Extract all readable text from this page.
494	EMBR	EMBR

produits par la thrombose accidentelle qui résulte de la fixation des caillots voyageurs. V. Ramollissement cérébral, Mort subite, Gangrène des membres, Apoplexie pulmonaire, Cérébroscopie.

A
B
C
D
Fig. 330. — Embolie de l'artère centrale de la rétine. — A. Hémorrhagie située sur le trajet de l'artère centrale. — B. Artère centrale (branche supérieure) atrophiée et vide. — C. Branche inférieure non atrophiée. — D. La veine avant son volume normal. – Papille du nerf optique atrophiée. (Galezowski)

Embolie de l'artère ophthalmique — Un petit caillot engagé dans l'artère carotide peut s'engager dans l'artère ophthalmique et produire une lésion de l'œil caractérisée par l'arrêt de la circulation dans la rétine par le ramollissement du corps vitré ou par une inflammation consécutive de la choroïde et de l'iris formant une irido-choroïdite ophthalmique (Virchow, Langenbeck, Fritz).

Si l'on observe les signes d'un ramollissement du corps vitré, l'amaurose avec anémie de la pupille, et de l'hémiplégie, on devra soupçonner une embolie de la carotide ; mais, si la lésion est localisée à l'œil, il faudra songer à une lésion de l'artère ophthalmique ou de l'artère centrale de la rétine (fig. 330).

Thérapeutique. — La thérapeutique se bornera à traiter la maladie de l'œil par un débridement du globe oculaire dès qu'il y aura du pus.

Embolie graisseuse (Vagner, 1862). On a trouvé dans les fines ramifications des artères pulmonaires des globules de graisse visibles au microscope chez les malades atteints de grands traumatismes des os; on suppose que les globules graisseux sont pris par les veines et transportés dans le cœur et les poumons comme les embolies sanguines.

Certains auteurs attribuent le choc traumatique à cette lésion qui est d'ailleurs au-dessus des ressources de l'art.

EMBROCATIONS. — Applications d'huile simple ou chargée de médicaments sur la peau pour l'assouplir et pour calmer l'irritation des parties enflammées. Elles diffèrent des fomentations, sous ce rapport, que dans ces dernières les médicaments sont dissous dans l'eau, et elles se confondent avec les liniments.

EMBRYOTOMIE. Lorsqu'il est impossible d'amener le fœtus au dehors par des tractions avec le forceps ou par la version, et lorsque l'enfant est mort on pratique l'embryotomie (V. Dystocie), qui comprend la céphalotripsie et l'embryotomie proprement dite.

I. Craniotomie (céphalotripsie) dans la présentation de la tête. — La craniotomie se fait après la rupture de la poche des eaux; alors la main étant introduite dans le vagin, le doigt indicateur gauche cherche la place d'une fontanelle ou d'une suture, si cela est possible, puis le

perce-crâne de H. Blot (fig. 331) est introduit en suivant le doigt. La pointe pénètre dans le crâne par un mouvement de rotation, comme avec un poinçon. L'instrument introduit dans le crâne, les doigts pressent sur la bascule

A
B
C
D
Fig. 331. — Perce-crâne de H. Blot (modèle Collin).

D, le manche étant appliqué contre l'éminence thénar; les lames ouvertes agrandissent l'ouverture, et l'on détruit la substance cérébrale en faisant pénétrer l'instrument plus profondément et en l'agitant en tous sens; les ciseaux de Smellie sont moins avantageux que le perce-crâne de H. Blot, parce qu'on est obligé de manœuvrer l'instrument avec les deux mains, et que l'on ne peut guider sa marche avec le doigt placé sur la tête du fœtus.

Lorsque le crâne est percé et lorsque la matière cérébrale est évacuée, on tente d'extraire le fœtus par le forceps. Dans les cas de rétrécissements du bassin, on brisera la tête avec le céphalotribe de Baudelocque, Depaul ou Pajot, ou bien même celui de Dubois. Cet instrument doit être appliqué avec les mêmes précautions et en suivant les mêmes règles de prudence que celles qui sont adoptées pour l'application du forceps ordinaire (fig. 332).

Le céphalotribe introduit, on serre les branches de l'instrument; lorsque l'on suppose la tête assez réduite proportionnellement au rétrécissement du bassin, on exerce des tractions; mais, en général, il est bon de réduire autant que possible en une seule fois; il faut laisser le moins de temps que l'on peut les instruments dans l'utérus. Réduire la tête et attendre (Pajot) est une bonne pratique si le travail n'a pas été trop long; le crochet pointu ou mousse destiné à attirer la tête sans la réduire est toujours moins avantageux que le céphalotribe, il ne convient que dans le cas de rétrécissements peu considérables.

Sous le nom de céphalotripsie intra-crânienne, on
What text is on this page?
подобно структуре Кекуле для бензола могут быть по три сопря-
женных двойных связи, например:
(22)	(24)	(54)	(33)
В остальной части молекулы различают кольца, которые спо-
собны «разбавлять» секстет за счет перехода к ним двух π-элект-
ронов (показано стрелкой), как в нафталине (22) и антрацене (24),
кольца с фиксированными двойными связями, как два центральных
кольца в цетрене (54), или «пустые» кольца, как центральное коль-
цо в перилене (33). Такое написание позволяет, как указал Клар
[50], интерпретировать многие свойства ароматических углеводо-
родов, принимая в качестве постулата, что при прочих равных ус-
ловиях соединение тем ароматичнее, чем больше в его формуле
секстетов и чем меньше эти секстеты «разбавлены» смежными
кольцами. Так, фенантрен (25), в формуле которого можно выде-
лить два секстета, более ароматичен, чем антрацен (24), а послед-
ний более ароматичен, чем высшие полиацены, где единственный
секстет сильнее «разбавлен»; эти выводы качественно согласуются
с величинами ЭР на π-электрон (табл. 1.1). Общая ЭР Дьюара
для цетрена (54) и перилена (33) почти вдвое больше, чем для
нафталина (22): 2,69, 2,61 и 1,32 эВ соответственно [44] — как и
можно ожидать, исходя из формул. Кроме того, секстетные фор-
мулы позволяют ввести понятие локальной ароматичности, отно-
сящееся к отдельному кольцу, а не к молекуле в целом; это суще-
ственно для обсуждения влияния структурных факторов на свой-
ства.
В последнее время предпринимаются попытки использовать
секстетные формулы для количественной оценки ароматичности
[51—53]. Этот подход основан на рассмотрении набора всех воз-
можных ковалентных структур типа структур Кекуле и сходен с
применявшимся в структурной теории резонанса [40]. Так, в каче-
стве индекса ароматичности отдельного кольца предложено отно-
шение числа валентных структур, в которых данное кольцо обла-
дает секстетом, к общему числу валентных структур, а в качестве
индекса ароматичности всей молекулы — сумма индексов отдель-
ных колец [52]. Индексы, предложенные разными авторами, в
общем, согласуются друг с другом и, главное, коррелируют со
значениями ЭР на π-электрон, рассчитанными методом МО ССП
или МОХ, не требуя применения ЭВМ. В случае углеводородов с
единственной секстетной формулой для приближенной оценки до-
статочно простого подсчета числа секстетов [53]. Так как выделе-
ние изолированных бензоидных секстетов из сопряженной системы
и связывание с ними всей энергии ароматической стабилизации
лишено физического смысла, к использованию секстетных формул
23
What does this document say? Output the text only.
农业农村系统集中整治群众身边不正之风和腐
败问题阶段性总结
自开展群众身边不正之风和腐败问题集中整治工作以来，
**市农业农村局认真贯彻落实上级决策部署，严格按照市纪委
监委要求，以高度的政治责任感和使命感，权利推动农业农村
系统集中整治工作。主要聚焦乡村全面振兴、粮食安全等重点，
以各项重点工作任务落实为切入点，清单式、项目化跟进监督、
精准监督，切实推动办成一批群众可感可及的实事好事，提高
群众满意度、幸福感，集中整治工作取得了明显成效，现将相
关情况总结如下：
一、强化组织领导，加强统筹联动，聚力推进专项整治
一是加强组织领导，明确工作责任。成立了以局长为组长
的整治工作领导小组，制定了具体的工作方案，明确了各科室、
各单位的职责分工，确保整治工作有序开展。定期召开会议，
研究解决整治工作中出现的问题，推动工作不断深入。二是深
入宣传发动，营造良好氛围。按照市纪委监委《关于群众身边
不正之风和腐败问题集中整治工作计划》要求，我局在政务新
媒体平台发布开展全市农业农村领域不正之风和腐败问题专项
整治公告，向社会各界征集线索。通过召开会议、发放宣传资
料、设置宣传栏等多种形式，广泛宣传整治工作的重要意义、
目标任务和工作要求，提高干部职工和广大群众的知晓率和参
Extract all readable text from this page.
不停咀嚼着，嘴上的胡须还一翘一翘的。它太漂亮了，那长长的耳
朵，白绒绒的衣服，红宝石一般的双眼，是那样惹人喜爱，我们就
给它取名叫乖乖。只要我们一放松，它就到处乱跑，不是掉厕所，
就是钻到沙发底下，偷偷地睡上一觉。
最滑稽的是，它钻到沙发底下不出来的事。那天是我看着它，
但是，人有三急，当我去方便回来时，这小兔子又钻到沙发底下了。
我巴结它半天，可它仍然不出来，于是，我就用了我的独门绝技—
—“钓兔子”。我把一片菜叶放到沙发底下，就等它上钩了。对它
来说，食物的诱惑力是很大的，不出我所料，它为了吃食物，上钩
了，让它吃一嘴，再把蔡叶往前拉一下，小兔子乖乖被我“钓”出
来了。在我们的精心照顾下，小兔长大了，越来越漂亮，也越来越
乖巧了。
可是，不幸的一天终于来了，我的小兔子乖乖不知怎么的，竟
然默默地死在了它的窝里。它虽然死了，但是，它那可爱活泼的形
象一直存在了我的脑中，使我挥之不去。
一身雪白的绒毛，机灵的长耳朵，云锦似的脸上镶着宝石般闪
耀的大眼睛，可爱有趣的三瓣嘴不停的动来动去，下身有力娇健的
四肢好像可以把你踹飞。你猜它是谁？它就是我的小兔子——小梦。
+++++
Description of the task: Take the line with "What does this" and all lines after it through the end of the records, and write them out exactly; include nothing else.

Solution:
What does this document say? Output the text only.
农业农村系统集中整治群众身边不正之风和腐
败问题阶段性总结
自开展群众身边不正之风和腐败问题集中整治工作以来，
**市农业农村局认真贯彻落实上级决策部署，严格按照市纪委
监委要求，以高度的政治责任感和使命感，权利推动农业农村
系统集中整治工作。主要聚焦乡村全面振兴、粮食安全等重点，
以各项重点工作任务落实为切入点，清单式、项目化跟进监督、
精准监督，切实推动办成一批群众可感可及的实事好事，提高
群众满意度、幸福感，集中整治工作取得了明显成效，现将相
关情况总结如下：
一、强化组织领导，加强统筹联动，聚力推进专项整治
一是加强组织领导，明确工作责任。成立了以局长为组长
的整治工作领导小组，制定了具体的工作方案，明确了各科室、
各单位的职责分工，确保整治工作有序开展。定期召开会议，
研究解决整治工作中出现的问题，推动工作不断深入。二是深
入宣传发动，营造良好氛围。按照市纪委监委《关于群众身边
不正之风和腐败问题集中整治工作计划》要求，我局在政务新
媒体平台发布开展全市农业农村领域不正之风和腐败问题专项
整治公告，向社会各界征集线索。通过召开会议、发放宣传资
料、设置宣传栏等多种形式，广泛宣传整治工作的重要意义、
目标任务和工作要求，提高干部职工和广大群众的知晓率和参
Extract all readable text from this page.
不停咀嚼着，嘴上的胡须还一翘一翘的。它太漂亮了，那长长的耳
朵，白绒绒的衣服，红宝石一般的双眼，是那样惹人喜爱，我们就
给它取名叫乖乖。只要我们一放松，它就到处乱跑，不是掉厕所，
就是钻到沙发底下，偷偷地睡上一觉。
最滑稽的是，它钻到沙发底下不出来的事。那天是我看着它，
但是，人有三急，当我去方便回来时，这小兔子又钻到沙发底下了。
我巴结它半天，可它仍然不出来，于是，我就用了我的独门绝技—
—“钓兔子”。我把一片菜叶放到沙发底下，就等它上钩了。对它
来说，食物的诱惑力是很大的，不出我所料，它为了吃食物，上钩
了，让它吃一嘴，再把蔡叶往前拉一下，小兔子乖乖被我“钓”出
来了。在我们的精心照顾下，小兔长大了，越来越漂亮，也越来越
乖巧了。
可是，不幸的一天终于来了，我的小兔子乖乖不知怎么的，竟
然默默地死在了它的窝里。它虽然死了，但是，它那可爱活泼的形
象一直存在了我的脑中，使我挥之不去。
一身雪白的绒毛，机灵的长耳朵，云锦似的脸上镶着宝石般闪
耀的大眼睛，可爱有趣的三瓣嘴不停的动来动去，下身有力娇健的
四肢好像可以把你踹飞。你猜它是谁？它就是我的小兔子——小梦。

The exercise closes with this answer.